What is asked
Return the complete listing that follows, with each line reproduced exactly.

Saved data entries:
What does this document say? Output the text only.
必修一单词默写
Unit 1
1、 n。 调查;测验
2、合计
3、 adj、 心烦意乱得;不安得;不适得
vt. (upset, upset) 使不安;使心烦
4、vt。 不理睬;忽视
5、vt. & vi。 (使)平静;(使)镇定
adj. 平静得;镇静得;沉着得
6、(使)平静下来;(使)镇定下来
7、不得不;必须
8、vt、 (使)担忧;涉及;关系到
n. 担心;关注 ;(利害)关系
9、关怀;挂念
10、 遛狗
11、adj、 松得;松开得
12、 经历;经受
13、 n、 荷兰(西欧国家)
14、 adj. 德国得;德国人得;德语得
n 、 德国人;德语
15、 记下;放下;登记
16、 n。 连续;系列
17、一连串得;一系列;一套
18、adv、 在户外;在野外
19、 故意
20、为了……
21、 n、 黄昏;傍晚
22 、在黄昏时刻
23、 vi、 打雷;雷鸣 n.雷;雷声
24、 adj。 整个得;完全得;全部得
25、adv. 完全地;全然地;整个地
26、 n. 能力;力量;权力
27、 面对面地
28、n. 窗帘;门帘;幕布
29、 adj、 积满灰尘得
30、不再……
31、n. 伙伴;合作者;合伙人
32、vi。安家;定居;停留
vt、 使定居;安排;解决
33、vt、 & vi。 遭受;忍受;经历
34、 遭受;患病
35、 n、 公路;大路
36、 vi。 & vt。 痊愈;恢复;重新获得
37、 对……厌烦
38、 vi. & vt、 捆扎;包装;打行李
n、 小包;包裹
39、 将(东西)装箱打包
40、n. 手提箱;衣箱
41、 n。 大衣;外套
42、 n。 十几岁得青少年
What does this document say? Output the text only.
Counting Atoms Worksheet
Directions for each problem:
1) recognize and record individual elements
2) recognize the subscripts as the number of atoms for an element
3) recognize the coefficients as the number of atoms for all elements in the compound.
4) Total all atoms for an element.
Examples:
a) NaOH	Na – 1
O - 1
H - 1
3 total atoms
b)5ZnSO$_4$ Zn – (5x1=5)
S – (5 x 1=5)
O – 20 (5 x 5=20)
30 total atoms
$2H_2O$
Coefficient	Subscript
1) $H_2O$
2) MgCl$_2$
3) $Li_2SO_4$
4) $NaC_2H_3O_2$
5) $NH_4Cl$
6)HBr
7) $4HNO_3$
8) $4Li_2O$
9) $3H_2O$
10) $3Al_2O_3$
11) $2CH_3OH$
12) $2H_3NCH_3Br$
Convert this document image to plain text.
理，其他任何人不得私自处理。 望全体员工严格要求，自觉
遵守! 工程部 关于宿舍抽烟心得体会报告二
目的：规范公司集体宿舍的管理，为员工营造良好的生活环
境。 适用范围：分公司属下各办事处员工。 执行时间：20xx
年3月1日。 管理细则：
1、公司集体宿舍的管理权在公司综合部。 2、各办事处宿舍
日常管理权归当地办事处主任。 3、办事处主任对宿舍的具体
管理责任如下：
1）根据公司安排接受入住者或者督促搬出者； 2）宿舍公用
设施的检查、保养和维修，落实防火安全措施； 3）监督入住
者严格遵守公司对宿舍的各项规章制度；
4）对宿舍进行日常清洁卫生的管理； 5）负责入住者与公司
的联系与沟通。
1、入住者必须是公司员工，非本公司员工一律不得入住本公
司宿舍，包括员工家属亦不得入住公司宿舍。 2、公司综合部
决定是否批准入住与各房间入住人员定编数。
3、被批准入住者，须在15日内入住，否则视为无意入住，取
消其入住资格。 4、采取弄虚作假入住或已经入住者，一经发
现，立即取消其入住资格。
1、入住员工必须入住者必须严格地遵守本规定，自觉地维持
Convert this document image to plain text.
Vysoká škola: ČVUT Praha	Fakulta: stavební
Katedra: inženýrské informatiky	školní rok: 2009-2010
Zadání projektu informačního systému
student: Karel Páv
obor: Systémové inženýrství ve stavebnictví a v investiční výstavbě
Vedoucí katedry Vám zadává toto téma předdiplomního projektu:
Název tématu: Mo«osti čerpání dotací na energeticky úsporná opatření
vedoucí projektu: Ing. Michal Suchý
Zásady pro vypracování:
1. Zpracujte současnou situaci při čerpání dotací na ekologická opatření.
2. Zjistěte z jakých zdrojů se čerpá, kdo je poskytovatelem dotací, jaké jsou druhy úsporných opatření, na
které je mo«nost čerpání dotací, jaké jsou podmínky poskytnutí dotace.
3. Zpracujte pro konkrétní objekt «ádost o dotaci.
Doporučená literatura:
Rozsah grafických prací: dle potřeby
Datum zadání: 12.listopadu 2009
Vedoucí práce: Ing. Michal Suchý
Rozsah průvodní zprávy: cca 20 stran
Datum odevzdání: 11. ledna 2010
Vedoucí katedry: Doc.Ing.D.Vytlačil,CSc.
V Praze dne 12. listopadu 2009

Reply to the task
What does this document say? Output the text only.
必修一单词默写
Unit 1
1、 n。 调查;测验
2、合计
3、 adj、 心烦意乱得;不安得;不适得
vt. (upset, upset) 使不安;使心烦
4、vt。 不理睬;忽视
5、vt. & vi。 (使)平静;(使)镇定
adj. 平静得;镇静得;沉着得
6、(使)平静下来;(使)镇定下来
7、不得不;必须
8、vt、 (使)担忧;涉及;关系到
n. 担心;关注 ;(利害)关系
9、关怀;挂念
10、 遛狗
11、adj、 松得;松开得
12、 经历;经受
13、 n、 荷兰(西欧国家)
14、 adj. 德国得;德国人得;德语得
n 、 德国人;德语
15、 记下;放下;登记
16、 n。 连续;系列
17、一连串得;一系列;一套
18、adv、 在户外;在野外
19、 故意
20、为了……
21、 n、 黄昏;傍晚
22 、在黄昏时刻
23、 vi、 打雷;雷鸣 n.雷;雷声
24、 adj。 整个得;完全得;全部得
25、adv. 完全地;全然地;整个地
26、 n. 能力;力量;权力
27、 面对面地
28、n. 窗帘;门帘;幕布
29、 adj、 积满灰尘得
30、不再……
31、n. 伙伴;合作者;合伙人
32、vi。安家;定居;停留
vt、 使定居;安排;解决
33、vt、 & vi。 遭受;忍受;经历
34、 遭受;患病
35、 n、 公路;大路
36、 vi。 & vt。 痊愈;恢复;重新获得
37、 对……厌烦
38、 vi. & vt、 捆扎;包装;打行李
n、 小包;包裹
39、 将(东西)装箱打包
40、n. 手提箱;衣箱
41、 n。 大衣;外套
42、 n。 十几岁得青少年
What does this document say? Output the text only.
Counting Atoms Worksheet
Directions for each problem:
1) recognize and record individual elements
2) recognize the subscripts as the number of atoms for an element
3) recognize the coefficients as the number of atoms for all elements in the compound.
4) Total all atoms for an element.
Examples:
a) NaOH	Na – 1
O - 1
H - 1
3 total atoms
b)5ZnSO$_4$ Zn – (5x1=5)
S – (5 x 1=5)
O – 20 (5 x 5=20)
30 total atoms
$2H_2O$
Coefficient	Subscript
1) $H_2O$
2) MgCl$_2$
3) $Li_2SO_4$
4) $NaC_2H_3O_2$
5) $NH_4Cl$
6)HBr
7) $4HNO_3$
8) $4Li_2O$
9) $3H_2O$
10) $3Al_2O_3$
11) $2CH_3OH$
12) $2H_3NCH_3Br$
Convert this document image to plain text.
理，其他任何人不得私自处理。 望全体员工严格要求，自觉
遵守! 工程部 关于宿舍抽烟心得体会报告二
目的：规范公司集体宿舍的管理，为员工营造良好的生活环
境。 适用范围：分公司属下各办事处员工。 执行时间：20xx
年3月1日。 管理细则：
1、公司集体宿舍的管理权在公司综合部。 2、各办事处宿舍
日常管理权归当地办事处主任。 3、办事处主任对宿舍的具体
管理责任如下：
1）根据公司安排接受入住者或者督促搬出者； 2）宿舍公用
设施的检查、保养和维修，落实防火安全措施； 3）监督入住
者严格遵守公司对宿舍的各项规章制度；
4）对宿舍进行日常清洁卫生的管理； 5）负责入住者与公司
的联系与沟通。
1、入住者必须是公司员工，非本公司员工一律不得入住本公
司宿舍，包括员工家属亦不得入住公司宿舍。 2、公司综合部
决定是否批准入住与各房间入住人员定编数。
3、被批准入住者，须在15日内入住，否则视为无意入住，取
消其入住资格。 4、采取弄虚作假入住或已经入住者，一经发
现，立即取消其入住资格。
1、入住员工必须入住者必须严格地遵守本规定，自觉地维持
Convert this document image to plain text.
Vysoká škola: ČVUT Praha	Fakulta: stavební
Katedra: inženýrské informatiky	školní rok: 2009-2010
Zadání projektu informačního systému
student: Karel Páv
obor: Systémové inženýrství ve stavebnictví a v investiční výstavbě
Vedoucí katedry Vám zadává toto téma předdiplomního projektu:
Název tématu: Mo«osti čerpání dotací na energeticky úsporná opatření
vedoucí projektu: Ing. Michal Suchý
Zásady pro vypracování:
1. Zpracujte současnou situaci při čerpání dotací na ekologická opatření.
2. Zjistěte z jakých zdrojů se čerpá, kdo je poskytovatelem dotací, jaké jsou druhy úsporných opatření, na
které je mo«nost čerpání dotací, jaké jsou podmínky poskytnutí dotace.
3. Zpracujte pro konkrétní objekt «ádost o dotaci.
Doporučená literatura:
Rozsah grafických prací: dle potřeby
Datum zadání: 12.listopadu 2009
Vedoucí práce: Ing. Michal Suchý
Rozsah průvodní zprávy: cca 20 stran
Datum odevzdání: 11. ledna 2010
Vedoucí katedry: Doc.Ing.D.Vytlačil,CSc.
V Praze dne 12. listopadu 2009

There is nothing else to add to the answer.